- EXERCISE PROMPT -
In the data, extract each line that holds the string "this".

▼

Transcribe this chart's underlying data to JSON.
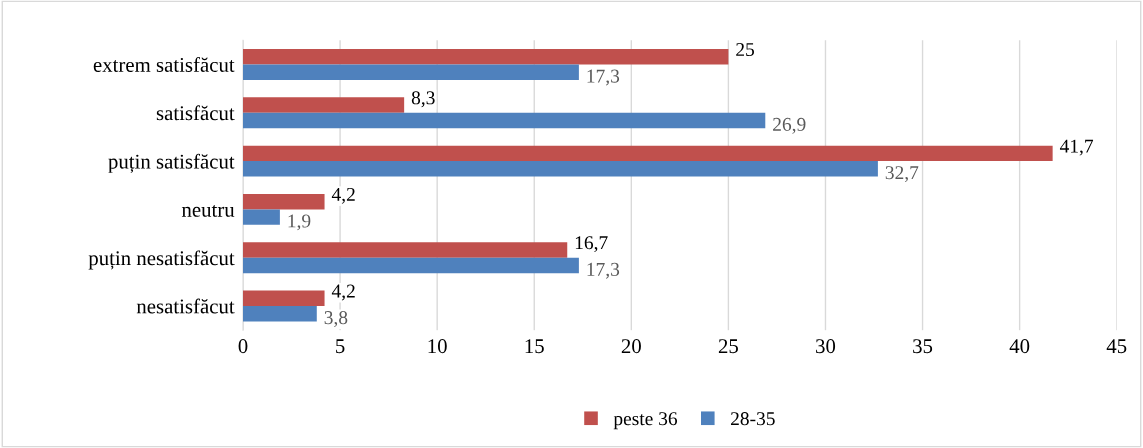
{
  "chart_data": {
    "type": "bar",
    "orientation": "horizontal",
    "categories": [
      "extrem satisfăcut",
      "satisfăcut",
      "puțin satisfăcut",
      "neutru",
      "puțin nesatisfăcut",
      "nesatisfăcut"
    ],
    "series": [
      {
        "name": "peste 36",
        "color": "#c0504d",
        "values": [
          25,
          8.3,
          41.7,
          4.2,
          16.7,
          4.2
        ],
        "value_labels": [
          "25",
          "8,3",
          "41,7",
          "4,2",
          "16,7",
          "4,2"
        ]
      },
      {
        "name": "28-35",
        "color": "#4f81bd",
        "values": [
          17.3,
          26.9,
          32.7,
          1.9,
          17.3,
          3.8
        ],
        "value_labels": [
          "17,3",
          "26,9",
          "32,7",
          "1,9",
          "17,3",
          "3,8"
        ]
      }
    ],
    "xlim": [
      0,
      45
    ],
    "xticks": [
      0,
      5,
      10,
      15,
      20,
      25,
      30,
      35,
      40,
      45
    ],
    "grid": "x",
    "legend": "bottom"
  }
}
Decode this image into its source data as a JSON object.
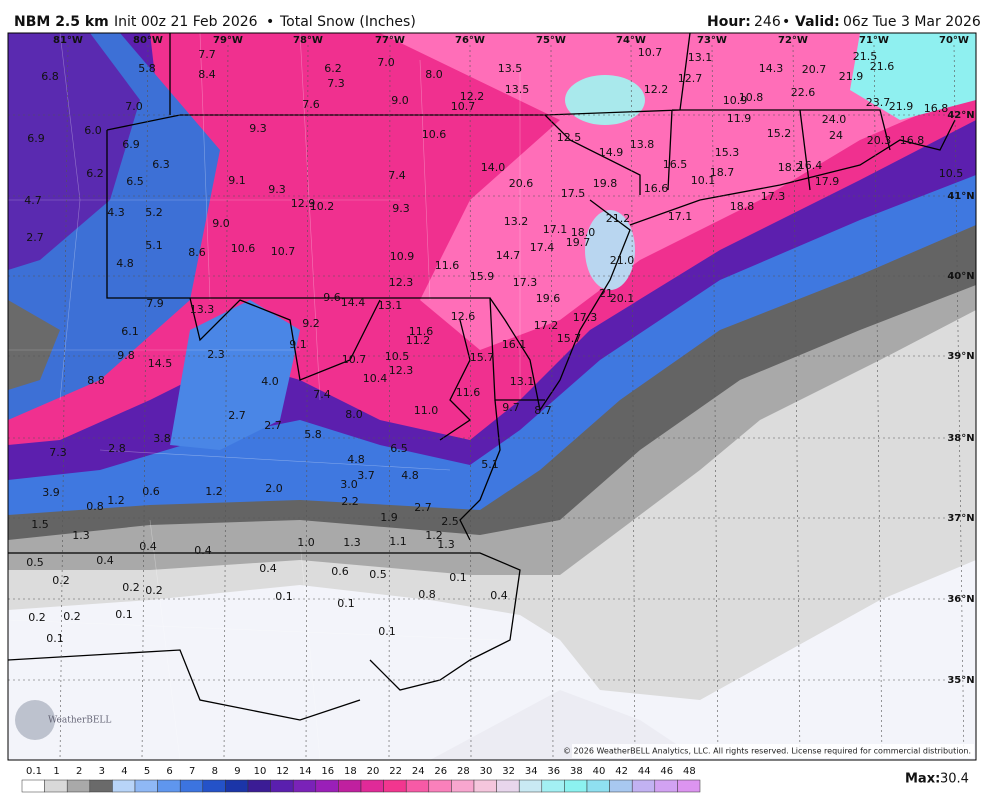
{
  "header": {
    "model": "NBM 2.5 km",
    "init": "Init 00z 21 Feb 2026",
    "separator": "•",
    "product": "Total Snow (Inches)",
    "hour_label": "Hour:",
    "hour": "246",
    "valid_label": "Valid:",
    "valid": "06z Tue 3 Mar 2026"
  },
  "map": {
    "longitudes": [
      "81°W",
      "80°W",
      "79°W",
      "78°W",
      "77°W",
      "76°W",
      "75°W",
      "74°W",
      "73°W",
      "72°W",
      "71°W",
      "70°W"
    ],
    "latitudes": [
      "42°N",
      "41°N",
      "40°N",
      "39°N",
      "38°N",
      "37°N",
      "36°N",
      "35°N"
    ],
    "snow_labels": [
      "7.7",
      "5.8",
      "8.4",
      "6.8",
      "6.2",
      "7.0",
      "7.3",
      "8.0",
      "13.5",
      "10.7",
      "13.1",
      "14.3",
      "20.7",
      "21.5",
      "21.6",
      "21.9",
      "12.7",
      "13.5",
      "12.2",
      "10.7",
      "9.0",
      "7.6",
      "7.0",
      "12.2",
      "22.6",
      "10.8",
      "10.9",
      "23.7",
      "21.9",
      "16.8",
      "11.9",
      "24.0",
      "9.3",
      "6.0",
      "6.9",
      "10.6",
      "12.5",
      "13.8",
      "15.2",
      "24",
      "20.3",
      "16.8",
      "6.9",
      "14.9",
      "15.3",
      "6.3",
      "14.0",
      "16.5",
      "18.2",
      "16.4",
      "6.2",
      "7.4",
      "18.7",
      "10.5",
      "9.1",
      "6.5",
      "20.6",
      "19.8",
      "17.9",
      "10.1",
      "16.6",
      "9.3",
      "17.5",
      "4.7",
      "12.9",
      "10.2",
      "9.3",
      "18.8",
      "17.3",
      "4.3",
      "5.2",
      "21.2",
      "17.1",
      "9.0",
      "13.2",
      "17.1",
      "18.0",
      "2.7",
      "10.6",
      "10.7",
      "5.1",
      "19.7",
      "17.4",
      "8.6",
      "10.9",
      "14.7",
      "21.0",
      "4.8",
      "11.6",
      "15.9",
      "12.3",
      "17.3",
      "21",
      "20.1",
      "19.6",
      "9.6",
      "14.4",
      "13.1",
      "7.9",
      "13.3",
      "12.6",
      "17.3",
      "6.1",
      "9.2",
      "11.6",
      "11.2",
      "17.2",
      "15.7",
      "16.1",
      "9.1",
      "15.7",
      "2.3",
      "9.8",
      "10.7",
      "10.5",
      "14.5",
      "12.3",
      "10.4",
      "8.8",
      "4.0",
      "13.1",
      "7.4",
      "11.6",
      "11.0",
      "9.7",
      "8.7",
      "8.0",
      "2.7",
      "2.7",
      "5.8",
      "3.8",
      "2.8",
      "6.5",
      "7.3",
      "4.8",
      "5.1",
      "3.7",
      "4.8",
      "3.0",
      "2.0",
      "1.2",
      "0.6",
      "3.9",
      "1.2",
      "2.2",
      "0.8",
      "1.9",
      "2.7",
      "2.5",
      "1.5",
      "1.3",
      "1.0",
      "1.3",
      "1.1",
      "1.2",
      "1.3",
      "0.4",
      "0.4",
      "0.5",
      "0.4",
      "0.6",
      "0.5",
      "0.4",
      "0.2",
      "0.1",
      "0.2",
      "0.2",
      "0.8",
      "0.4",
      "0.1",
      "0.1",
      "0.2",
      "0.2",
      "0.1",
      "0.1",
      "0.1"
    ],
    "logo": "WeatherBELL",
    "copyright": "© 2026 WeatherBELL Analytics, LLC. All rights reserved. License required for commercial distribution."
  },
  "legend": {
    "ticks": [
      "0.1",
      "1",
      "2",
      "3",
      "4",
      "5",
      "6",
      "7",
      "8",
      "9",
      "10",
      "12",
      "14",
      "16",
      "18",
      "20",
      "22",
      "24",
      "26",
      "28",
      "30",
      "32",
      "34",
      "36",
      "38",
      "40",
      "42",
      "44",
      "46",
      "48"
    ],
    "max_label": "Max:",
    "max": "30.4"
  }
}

▲

- PROBLEM SOLUTION -
Transcribe this chart's underlying data to JSON.
Decode this image into its source data as a JSON object.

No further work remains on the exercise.